§ **Instruction**
Where a line holds the word "يصلح", copy that line.
-------
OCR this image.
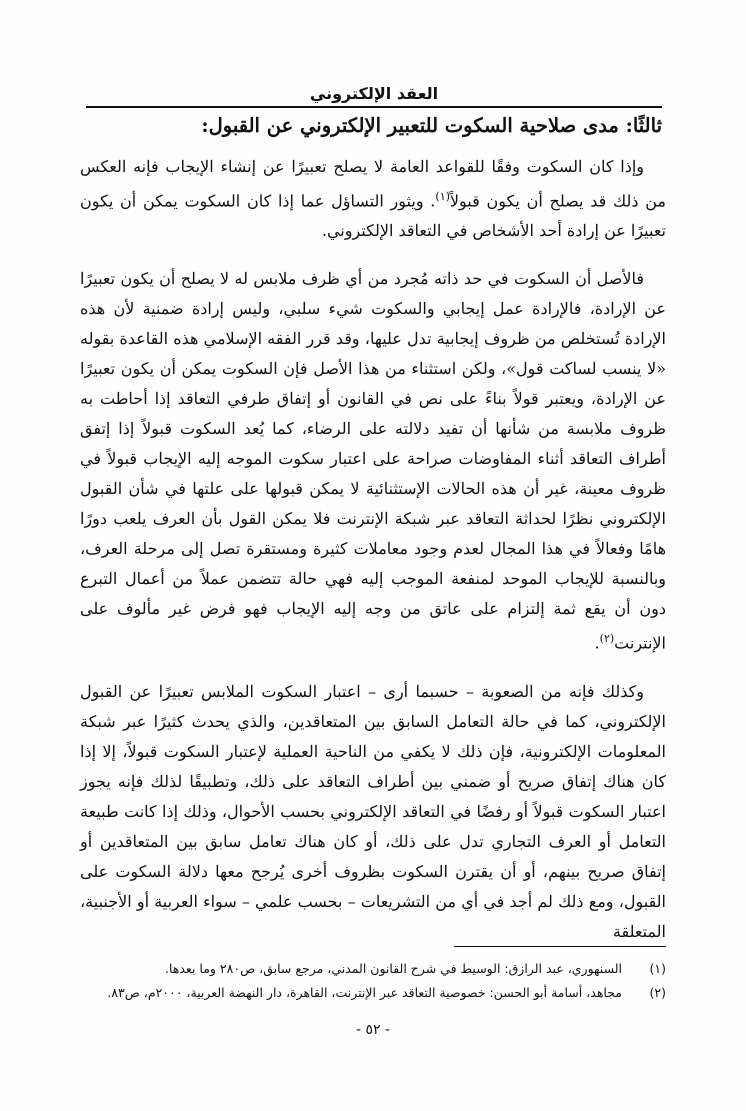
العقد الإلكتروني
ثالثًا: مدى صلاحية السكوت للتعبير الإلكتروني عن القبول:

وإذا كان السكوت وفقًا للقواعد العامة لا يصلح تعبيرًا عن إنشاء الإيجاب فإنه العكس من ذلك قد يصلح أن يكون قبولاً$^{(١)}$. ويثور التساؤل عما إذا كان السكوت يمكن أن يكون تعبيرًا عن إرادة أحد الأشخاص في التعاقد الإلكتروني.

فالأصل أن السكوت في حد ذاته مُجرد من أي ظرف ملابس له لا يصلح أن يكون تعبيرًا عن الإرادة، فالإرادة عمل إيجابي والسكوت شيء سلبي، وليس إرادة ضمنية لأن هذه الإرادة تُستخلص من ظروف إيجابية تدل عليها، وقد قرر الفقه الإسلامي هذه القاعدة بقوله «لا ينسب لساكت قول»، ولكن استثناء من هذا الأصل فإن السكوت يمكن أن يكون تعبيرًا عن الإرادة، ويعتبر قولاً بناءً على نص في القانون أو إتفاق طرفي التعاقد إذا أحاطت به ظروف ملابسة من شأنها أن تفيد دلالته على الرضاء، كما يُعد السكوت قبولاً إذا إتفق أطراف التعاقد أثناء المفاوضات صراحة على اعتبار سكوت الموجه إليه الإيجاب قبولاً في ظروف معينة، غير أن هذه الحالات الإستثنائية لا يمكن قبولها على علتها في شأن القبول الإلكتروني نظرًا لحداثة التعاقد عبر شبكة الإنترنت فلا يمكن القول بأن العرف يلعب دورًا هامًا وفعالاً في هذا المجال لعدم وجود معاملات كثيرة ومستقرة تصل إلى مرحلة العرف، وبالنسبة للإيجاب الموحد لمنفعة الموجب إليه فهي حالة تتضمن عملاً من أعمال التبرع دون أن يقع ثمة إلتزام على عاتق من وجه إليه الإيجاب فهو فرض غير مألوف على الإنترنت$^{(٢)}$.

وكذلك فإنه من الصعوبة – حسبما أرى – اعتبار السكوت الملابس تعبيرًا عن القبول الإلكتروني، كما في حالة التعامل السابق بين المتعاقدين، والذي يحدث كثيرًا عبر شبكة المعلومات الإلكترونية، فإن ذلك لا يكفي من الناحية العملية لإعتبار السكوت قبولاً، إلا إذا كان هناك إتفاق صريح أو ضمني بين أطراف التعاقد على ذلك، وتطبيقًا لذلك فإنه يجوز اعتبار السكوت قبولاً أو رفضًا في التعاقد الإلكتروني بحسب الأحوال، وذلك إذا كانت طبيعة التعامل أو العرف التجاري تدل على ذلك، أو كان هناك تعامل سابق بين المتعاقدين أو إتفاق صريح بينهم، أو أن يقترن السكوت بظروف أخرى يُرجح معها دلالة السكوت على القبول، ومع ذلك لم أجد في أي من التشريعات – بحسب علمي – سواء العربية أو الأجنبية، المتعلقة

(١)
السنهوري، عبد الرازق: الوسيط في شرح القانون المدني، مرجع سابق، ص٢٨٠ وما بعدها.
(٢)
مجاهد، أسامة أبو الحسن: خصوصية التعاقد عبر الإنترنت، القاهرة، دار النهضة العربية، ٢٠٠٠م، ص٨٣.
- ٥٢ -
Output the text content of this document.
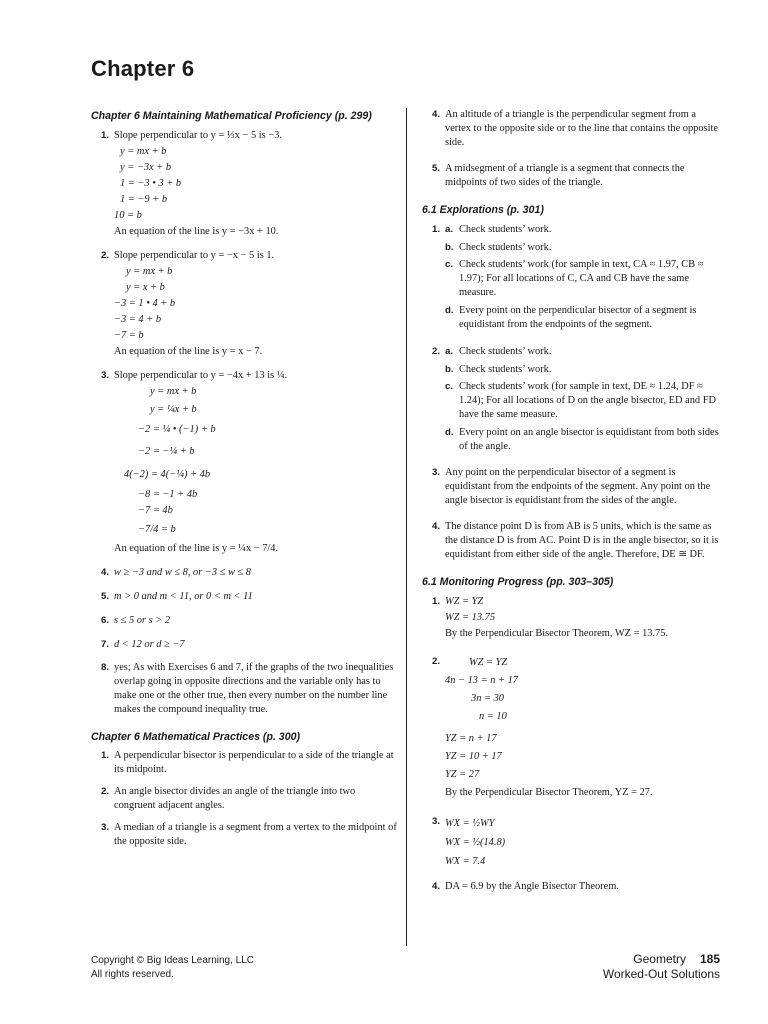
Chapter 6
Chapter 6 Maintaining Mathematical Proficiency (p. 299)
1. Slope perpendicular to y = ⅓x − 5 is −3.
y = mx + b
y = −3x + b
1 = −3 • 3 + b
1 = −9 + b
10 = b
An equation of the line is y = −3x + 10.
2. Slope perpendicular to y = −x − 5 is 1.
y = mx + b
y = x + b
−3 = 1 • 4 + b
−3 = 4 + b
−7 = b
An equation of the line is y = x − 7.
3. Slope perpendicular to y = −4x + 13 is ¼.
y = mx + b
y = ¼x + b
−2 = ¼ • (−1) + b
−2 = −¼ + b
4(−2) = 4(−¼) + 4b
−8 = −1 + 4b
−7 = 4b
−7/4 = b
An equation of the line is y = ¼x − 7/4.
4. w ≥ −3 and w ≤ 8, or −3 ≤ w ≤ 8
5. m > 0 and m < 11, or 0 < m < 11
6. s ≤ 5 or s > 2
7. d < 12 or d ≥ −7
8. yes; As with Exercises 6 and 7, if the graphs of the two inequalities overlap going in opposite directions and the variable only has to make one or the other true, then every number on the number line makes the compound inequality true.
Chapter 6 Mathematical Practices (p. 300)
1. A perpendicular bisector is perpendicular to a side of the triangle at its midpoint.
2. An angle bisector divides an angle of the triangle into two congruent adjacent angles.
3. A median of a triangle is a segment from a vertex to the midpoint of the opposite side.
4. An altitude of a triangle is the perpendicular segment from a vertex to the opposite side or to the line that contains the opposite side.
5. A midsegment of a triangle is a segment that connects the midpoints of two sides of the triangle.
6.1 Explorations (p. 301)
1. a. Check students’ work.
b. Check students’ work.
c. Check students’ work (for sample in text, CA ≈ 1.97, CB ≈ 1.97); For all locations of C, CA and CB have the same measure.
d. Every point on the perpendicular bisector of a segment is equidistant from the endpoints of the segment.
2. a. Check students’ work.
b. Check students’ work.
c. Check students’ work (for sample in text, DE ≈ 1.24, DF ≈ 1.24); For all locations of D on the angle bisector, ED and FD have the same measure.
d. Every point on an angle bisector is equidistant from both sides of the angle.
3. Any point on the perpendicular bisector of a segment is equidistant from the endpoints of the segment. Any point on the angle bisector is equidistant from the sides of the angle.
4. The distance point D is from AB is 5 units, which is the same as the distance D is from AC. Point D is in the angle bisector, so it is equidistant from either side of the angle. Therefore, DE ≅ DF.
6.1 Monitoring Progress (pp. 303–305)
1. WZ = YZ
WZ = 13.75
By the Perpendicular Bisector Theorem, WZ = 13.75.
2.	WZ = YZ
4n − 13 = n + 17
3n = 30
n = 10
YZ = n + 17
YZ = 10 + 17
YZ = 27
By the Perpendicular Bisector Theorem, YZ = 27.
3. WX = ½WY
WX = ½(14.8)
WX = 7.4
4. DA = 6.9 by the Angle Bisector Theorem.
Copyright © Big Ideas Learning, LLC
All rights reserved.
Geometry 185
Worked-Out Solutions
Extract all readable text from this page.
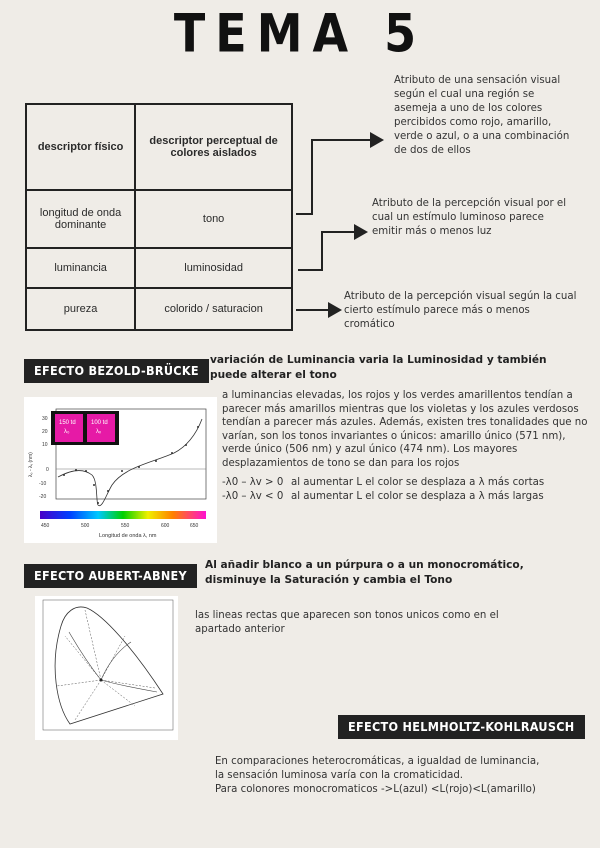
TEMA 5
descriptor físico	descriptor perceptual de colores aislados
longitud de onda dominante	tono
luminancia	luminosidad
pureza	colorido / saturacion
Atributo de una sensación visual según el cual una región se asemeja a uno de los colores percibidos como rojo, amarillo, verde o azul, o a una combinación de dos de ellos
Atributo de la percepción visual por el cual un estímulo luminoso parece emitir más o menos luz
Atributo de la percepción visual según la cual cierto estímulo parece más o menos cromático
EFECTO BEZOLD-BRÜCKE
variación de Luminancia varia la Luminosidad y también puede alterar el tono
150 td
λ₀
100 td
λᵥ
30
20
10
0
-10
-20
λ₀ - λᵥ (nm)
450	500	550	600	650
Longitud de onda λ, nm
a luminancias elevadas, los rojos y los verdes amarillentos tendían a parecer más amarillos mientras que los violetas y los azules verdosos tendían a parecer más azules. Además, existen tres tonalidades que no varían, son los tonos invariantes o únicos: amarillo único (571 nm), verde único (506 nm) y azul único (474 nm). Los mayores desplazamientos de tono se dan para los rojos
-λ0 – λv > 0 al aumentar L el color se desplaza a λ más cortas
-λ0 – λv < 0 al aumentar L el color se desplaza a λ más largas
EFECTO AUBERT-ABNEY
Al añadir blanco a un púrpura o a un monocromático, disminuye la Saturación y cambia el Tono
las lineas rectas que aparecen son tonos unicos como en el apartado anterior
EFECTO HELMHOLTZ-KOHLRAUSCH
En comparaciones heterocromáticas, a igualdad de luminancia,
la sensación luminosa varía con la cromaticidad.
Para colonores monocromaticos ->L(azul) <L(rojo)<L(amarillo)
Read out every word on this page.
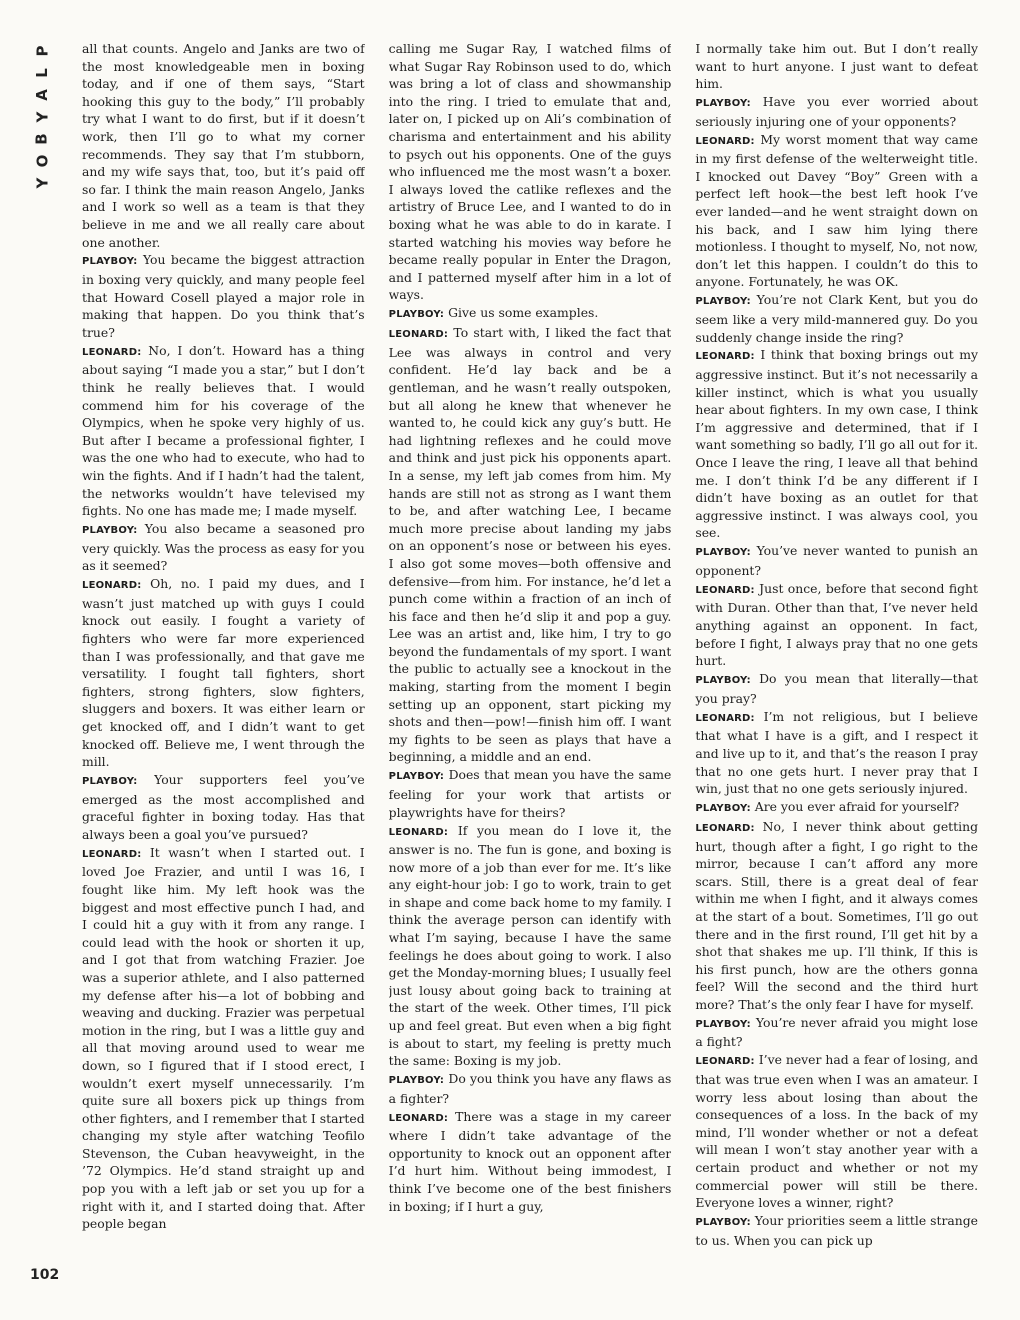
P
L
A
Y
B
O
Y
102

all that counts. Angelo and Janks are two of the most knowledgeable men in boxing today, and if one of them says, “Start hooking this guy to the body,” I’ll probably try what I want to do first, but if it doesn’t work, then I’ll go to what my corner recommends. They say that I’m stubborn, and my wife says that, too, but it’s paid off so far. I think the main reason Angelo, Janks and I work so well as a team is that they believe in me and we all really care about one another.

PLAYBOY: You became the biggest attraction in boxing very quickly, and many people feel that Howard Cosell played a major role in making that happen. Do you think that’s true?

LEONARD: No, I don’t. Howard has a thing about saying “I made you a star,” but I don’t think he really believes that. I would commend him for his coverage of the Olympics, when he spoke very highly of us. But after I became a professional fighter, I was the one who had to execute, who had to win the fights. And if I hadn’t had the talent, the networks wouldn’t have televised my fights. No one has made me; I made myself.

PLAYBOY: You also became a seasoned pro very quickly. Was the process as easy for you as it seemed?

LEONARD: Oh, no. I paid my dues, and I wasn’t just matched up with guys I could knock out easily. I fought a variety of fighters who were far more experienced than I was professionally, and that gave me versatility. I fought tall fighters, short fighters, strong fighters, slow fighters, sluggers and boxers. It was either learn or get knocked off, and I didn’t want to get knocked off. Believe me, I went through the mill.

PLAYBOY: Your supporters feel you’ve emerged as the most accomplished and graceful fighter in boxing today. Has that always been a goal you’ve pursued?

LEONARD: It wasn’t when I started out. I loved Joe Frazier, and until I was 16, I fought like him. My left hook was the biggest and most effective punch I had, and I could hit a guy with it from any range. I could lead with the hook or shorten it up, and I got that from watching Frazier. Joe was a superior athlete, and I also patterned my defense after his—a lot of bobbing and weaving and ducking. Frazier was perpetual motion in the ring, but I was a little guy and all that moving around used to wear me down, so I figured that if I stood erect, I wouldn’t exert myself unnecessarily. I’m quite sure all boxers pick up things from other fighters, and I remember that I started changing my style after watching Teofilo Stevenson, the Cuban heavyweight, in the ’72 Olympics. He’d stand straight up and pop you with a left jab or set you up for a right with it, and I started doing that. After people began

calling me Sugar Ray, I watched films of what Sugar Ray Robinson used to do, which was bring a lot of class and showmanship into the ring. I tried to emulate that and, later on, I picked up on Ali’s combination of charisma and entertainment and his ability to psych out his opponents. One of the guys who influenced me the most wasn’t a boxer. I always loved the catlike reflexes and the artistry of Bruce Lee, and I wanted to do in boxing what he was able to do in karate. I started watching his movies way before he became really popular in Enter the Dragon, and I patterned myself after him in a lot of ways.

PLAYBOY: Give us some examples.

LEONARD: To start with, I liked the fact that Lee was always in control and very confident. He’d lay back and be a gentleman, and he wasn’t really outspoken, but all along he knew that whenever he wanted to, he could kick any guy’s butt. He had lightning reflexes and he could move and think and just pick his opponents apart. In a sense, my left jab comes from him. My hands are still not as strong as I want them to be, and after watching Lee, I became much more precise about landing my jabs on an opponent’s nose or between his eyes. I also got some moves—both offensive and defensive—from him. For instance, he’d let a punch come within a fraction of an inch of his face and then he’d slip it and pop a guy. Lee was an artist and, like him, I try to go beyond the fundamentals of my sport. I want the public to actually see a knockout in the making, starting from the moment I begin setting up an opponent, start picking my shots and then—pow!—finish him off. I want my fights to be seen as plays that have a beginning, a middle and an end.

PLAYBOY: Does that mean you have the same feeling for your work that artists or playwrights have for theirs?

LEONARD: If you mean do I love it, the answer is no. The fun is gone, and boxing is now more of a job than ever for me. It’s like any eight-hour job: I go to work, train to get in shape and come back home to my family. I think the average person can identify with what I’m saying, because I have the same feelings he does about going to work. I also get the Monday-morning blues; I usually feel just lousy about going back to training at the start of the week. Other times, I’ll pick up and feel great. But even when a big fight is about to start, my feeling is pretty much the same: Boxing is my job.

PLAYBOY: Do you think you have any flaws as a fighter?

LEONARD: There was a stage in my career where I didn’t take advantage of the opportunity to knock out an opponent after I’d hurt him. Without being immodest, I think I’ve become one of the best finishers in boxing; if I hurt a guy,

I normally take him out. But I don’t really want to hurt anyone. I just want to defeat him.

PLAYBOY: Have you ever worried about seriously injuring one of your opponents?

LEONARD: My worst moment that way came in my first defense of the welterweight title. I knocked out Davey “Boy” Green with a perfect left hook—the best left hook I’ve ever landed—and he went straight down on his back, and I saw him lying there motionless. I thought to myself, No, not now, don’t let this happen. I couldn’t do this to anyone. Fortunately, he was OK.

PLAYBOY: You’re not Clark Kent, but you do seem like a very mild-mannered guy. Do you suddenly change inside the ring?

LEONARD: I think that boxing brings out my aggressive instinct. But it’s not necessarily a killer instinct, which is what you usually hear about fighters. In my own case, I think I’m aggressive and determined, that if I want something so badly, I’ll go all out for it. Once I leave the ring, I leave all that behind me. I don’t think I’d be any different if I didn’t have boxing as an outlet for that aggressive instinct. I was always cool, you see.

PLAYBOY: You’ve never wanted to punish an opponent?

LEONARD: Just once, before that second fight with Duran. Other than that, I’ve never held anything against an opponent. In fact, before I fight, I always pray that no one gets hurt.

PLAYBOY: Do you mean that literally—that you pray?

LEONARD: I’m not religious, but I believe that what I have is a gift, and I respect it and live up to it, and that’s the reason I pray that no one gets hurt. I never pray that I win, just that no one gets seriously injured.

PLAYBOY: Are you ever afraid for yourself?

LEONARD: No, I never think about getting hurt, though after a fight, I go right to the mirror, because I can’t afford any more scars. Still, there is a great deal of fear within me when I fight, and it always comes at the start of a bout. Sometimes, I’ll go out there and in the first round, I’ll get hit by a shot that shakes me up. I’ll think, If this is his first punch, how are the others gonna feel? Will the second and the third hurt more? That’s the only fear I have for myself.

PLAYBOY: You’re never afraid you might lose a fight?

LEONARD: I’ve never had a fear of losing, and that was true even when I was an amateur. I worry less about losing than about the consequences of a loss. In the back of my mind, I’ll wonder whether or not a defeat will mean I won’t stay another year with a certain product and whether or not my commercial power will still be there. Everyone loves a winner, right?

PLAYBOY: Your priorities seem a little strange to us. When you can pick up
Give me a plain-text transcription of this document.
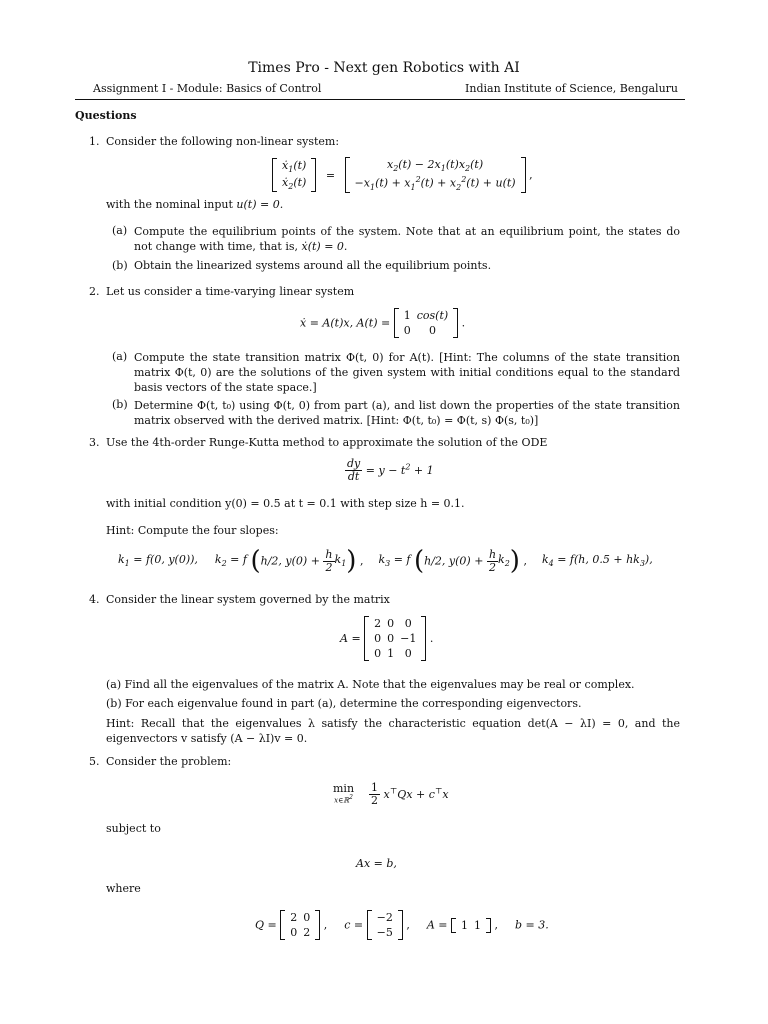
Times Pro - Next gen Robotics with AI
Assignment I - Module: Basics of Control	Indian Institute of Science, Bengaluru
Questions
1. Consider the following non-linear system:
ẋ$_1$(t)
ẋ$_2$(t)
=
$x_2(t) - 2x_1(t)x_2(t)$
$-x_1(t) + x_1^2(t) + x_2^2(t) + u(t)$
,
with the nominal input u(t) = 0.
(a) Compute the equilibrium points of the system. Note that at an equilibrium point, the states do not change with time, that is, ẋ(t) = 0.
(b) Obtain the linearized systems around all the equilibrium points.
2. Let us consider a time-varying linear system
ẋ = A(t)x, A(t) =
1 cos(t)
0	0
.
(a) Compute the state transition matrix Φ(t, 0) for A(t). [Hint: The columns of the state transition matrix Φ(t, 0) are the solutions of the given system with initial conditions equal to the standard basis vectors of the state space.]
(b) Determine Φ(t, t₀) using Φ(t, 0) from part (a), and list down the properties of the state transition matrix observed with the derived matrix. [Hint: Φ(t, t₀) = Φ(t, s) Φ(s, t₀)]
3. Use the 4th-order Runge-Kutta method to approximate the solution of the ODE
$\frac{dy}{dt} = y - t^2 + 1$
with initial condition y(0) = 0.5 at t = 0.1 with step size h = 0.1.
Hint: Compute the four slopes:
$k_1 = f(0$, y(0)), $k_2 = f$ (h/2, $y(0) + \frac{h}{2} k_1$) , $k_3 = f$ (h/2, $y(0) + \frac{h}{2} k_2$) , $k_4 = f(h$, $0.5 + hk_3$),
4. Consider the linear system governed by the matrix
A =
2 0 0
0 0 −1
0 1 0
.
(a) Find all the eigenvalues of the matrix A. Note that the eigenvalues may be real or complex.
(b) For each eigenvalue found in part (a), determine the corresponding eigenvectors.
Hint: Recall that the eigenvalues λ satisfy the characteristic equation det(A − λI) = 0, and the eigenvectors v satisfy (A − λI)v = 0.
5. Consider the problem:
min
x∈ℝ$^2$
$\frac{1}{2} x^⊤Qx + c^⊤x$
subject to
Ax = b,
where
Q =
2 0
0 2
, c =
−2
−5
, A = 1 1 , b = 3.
-------
§ **Expected output**
وإذا كان السكوت وفقًا للقواعد العامة لا يصلح تعبيرًا عن إنشاء الإيجاب فإنه العكس من ذلك قد يصلح أن يكون قبولاً$^{(١)}$. ويثور التساؤل عما إذا كان السكوت يمكن أن يكون تعبيرًا عن إرادة أحد الأشخاص في التعاقد الإلكتروني.
فالأصل أن السكوت في حد ذاته مُجرد من أي ظرف ملابس له لا يصلح أن يكون تعبيرًا عن الإرادة، فالإرادة عمل إيجابي والسكوت شيء سلبي، وليس إرادة ضمنية لأن هذه الإرادة تُستخلص من ظروف إيجابية تدل عليها، وقد قرر الفقه الإسلامي هذه القاعدة بقوله «لا ينسب لساكت قول»، ولكن استثناء من هذا الأصل فإن السكوت يمكن أن يكون تعبيرًا عن الإرادة، ويعتبر قولاً بناءً على نص في القانون أو إتفاق طرفي التعاقد إذا أحاطت به ظروف ملابسة من شأنها أن تفيد دلالته على الرضاء، كما يُعد السكوت قبولاً إذا إتفق أطراف التعاقد أثناء المفاوضات صراحة على اعتبار سكوت الموجه إليه الإيجاب قبولاً في ظروف معينة، غير أن هذه الحالات الإستثنائية لا يمكن قبولها على علتها في شأن القبول الإلكتروني نظرًا لحداثة التعاقد عبر شبكة الإنترنت فلا يمكن القول بأن العرف يلعب دورًا هامًا وفعالاً في هذا المجال لعدم وجود معاملات كثيرة ومستقرة تصل إلى مرحلة العرف، وبالنسبة للإيجاب الموحد لمنفعة الموجب إليه فهي حالة تتضمن عملاً من أعمال التبرع دون أن يقع ثمة إلتزام على عاتق من وجه إليه الإيجاب فهو فرض غير مألوف على الإنترنت$^{(٢)}$.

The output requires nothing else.